Dataset records:
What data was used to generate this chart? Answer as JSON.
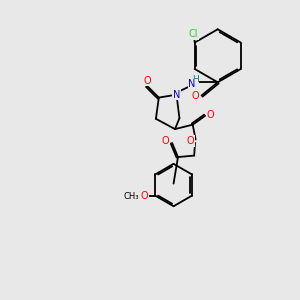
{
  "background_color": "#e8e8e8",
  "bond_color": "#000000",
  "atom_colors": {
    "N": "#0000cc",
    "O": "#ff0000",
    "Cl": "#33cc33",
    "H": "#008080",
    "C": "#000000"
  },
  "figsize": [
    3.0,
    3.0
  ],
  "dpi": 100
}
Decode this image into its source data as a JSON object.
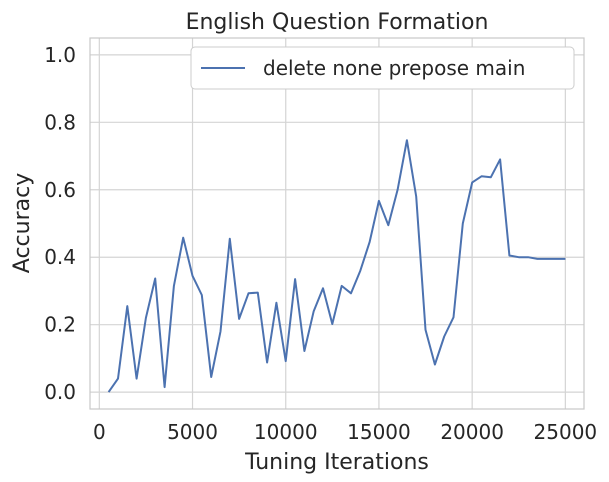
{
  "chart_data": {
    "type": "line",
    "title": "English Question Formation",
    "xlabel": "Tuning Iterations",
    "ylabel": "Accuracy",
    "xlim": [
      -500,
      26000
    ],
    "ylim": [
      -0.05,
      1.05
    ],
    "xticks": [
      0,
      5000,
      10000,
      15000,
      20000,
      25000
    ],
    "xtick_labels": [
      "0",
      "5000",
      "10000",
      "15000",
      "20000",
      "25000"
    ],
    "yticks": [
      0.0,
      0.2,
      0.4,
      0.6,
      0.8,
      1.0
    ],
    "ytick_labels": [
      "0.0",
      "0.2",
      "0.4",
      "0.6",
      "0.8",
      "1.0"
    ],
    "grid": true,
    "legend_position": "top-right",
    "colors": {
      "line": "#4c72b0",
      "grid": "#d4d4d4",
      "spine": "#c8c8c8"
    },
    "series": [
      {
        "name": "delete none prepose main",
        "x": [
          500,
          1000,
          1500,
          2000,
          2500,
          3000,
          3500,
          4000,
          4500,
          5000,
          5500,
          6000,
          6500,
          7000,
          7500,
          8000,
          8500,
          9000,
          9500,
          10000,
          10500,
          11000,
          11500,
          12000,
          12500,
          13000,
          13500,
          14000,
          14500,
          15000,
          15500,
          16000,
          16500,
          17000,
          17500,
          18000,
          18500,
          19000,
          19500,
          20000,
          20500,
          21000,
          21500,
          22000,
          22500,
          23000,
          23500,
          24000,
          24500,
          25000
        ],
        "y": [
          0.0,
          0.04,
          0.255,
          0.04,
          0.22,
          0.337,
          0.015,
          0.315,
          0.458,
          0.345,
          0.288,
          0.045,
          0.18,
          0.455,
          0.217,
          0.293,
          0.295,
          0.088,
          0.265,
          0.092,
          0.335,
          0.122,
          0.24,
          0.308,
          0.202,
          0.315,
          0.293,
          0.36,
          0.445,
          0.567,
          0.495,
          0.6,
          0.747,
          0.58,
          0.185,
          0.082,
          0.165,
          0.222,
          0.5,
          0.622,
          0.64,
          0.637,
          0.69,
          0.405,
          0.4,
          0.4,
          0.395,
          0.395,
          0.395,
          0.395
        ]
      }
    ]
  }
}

---

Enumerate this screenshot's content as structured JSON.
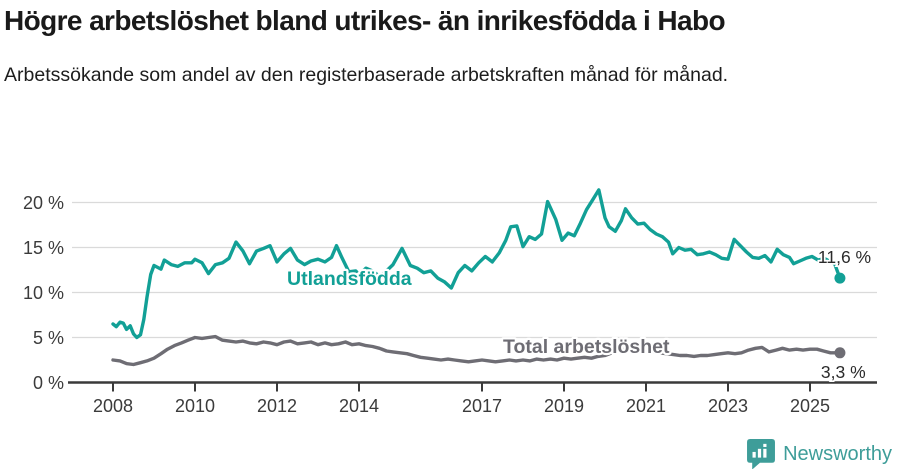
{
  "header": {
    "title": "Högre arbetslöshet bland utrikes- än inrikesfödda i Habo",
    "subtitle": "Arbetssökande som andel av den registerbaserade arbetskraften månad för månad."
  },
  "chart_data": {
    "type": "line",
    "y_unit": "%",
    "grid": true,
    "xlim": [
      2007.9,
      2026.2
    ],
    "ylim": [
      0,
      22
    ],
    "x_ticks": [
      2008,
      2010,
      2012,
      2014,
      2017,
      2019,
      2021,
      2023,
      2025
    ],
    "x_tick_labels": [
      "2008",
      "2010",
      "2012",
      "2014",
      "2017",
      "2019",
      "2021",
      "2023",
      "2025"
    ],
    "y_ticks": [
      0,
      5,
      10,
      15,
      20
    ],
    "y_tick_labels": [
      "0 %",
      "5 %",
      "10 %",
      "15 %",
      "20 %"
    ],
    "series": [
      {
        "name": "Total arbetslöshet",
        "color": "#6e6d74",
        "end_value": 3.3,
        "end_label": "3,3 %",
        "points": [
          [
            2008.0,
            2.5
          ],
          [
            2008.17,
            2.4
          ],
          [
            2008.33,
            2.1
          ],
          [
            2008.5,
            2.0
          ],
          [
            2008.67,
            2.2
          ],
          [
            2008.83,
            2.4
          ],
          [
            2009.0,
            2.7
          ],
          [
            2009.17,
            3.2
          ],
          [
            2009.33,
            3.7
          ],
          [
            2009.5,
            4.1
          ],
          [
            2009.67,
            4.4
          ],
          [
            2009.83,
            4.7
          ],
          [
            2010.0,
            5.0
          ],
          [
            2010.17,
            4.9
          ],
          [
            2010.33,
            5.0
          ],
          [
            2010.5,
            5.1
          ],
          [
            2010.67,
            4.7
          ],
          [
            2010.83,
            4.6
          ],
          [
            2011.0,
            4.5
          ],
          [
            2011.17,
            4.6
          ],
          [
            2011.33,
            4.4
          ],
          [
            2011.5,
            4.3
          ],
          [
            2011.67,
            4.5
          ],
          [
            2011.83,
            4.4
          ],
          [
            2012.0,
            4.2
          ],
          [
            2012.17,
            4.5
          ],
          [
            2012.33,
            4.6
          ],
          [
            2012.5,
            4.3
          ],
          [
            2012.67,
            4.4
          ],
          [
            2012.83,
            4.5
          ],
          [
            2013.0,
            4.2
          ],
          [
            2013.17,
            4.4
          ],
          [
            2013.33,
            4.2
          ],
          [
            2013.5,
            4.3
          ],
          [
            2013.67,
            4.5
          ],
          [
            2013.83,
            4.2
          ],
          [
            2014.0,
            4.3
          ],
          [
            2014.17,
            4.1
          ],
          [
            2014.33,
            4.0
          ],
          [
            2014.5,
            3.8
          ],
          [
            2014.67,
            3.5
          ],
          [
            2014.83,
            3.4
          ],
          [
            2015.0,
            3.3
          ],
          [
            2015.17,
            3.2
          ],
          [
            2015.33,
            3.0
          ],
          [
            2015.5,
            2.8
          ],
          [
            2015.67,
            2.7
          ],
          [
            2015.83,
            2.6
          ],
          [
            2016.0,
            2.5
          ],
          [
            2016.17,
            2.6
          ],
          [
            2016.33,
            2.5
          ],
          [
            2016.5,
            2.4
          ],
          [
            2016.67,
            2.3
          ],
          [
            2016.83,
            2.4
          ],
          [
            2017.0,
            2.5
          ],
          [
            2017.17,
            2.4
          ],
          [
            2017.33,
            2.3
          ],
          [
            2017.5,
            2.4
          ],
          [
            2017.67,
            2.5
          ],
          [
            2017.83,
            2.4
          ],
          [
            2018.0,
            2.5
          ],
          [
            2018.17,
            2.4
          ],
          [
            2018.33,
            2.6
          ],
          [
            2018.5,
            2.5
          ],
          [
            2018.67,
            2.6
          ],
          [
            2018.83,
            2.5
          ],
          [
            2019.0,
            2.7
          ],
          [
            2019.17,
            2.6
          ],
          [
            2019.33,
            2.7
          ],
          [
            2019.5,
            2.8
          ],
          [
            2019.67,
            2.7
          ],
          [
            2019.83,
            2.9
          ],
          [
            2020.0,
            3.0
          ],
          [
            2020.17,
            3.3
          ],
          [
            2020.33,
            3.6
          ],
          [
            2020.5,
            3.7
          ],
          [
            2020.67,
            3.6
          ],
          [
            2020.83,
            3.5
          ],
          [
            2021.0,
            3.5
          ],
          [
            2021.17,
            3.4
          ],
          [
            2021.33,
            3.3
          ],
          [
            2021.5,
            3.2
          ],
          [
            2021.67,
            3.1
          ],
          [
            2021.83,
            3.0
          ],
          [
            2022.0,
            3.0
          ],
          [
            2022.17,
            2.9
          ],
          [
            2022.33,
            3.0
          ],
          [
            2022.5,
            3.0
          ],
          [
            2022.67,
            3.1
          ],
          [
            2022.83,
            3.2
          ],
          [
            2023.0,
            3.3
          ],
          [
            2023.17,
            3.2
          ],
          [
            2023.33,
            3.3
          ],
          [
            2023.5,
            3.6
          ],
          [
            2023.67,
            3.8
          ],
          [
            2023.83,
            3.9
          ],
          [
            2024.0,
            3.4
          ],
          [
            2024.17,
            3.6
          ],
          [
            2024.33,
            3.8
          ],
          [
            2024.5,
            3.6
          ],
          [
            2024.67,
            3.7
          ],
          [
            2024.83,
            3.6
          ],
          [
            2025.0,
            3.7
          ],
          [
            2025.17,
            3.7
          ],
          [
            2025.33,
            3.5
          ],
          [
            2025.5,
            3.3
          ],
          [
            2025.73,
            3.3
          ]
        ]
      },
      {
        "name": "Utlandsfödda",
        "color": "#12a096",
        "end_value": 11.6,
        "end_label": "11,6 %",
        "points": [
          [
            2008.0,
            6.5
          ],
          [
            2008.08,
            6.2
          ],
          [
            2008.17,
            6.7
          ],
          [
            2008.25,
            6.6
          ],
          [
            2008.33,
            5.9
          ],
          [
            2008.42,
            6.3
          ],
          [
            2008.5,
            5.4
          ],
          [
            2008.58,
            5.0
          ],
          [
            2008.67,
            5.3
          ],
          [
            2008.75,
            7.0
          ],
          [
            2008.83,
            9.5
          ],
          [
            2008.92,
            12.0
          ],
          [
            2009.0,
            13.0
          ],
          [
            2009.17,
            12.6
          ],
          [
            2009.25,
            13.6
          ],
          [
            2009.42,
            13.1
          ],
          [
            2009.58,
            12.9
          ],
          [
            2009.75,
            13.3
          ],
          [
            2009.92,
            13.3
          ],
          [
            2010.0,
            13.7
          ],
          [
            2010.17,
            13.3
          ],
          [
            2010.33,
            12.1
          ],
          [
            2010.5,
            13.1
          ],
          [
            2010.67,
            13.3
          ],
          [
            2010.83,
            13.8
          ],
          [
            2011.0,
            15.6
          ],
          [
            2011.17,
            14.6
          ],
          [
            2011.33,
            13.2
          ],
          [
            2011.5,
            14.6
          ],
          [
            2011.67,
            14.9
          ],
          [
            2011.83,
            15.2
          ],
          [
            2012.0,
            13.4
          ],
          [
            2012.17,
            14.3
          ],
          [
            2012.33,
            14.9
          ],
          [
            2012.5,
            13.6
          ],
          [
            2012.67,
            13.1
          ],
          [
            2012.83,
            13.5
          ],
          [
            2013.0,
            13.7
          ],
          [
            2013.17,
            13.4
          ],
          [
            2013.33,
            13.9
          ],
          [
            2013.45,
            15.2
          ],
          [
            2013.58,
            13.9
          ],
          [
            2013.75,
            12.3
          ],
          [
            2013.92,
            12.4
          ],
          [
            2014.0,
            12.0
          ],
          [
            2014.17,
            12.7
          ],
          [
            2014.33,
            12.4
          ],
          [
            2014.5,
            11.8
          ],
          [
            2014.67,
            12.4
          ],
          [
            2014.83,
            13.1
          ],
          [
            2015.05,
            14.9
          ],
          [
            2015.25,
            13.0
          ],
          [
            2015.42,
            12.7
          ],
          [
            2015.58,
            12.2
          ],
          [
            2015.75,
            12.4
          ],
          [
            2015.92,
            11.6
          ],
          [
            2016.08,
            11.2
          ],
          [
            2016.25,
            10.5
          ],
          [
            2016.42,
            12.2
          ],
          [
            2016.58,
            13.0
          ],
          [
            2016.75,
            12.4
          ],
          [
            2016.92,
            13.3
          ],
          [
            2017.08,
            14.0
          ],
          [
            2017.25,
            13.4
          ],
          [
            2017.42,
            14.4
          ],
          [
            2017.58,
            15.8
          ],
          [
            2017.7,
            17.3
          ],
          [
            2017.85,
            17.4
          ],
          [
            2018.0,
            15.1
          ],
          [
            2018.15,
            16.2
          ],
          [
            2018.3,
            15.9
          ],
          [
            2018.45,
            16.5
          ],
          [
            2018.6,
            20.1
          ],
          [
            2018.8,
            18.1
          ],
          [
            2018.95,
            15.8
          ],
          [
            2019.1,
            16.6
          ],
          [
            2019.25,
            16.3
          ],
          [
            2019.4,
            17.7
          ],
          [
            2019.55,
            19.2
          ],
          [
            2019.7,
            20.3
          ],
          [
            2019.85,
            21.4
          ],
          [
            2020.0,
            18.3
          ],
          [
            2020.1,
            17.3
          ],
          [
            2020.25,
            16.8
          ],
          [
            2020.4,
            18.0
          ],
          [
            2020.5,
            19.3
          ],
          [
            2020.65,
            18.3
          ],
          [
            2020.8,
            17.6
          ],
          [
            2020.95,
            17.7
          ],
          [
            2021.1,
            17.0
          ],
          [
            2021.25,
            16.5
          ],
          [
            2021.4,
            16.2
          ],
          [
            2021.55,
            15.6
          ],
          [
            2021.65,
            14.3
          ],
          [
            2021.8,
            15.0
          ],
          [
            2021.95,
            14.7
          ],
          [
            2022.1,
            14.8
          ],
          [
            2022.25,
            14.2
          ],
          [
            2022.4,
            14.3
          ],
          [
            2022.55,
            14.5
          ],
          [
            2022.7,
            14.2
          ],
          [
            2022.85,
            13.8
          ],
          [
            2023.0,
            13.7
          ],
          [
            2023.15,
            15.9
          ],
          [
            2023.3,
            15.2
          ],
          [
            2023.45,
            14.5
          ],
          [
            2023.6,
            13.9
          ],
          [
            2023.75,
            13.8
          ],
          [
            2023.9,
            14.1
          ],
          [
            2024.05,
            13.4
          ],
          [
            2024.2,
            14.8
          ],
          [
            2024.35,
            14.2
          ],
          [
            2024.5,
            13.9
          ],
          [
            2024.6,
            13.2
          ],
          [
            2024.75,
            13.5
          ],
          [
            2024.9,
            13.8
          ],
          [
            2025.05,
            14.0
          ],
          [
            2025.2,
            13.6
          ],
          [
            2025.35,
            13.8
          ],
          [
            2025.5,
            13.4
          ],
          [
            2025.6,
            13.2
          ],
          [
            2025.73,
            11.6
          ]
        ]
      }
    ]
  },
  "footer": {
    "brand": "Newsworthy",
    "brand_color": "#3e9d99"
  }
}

==

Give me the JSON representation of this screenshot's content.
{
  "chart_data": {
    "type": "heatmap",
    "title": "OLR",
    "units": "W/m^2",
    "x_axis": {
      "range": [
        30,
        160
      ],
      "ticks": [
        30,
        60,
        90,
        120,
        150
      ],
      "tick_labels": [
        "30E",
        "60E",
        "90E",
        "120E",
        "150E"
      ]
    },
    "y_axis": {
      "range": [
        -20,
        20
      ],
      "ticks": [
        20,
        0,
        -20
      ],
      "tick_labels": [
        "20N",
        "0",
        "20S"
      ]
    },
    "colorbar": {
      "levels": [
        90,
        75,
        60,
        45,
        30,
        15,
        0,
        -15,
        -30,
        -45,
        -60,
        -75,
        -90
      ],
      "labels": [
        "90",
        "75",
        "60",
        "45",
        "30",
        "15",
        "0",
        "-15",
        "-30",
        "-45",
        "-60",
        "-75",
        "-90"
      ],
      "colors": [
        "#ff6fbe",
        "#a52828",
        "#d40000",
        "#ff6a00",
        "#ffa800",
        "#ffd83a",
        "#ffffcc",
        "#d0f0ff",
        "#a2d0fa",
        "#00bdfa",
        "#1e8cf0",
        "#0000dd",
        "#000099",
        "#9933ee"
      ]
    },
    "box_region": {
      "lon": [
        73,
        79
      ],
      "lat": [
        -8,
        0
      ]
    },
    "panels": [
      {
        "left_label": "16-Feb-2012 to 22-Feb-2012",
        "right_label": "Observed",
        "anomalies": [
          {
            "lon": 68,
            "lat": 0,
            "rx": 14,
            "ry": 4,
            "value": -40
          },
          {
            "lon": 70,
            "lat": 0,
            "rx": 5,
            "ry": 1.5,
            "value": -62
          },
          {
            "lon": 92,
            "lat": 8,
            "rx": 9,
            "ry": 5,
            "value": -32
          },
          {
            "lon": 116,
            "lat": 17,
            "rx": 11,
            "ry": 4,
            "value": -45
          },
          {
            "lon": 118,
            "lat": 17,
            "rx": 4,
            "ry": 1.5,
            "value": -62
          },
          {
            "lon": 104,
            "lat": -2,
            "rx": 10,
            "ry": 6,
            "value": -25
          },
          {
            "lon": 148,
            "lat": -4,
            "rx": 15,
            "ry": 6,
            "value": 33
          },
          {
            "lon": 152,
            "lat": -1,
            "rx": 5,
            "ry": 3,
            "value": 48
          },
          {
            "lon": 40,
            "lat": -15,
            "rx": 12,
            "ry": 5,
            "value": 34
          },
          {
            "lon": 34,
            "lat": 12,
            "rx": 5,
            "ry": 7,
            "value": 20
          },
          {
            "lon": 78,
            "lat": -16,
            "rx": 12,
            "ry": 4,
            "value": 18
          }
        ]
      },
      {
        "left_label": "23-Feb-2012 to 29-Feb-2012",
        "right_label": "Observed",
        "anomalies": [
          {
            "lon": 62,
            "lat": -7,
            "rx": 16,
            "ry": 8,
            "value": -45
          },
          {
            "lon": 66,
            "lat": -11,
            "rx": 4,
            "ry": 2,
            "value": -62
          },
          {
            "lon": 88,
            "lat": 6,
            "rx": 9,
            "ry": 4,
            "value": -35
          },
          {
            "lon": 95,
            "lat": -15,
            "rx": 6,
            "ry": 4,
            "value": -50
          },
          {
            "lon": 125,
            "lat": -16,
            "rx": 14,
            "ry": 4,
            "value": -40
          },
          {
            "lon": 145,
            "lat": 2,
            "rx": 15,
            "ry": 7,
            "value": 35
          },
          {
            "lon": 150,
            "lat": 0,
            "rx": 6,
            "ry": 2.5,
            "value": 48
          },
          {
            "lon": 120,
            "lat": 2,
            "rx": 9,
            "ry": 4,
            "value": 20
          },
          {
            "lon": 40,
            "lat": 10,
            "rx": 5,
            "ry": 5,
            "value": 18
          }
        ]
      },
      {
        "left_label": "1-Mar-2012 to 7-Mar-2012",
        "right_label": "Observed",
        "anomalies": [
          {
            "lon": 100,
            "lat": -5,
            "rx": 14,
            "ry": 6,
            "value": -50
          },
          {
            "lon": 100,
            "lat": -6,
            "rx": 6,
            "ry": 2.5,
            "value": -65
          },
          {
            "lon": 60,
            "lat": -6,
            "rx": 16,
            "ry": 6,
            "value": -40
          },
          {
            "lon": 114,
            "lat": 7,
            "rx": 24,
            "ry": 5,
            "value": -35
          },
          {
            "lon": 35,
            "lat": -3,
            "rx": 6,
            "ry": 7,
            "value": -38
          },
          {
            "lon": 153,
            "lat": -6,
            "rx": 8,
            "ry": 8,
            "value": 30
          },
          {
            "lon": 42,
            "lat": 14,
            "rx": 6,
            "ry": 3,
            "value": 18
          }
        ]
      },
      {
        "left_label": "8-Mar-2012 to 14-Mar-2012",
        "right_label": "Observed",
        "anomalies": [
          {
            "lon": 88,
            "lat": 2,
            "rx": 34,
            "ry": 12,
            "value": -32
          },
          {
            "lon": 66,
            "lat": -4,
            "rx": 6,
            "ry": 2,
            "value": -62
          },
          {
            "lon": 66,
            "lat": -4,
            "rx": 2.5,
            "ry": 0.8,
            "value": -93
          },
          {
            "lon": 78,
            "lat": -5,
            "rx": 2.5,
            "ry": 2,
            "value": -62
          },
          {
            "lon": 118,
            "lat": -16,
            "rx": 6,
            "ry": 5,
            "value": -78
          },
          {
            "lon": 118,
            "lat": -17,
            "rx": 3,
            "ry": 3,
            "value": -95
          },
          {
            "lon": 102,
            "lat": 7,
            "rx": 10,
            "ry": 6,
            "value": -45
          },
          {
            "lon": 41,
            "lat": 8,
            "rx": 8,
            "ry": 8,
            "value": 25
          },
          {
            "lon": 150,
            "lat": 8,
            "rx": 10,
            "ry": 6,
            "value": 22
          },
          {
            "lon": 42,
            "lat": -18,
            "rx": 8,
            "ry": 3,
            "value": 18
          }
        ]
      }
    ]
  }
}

Aim of the task:
Find the word "JSON" in the entries, and copy every line it shows up in.

Right answer:
What data was used to generate this chart? Answer as JSON.
Decode this image into its source data as a JSON object.
Enumerate this screenshot's content as structured JSON.
Give me the JSON representation of this screenshot's content.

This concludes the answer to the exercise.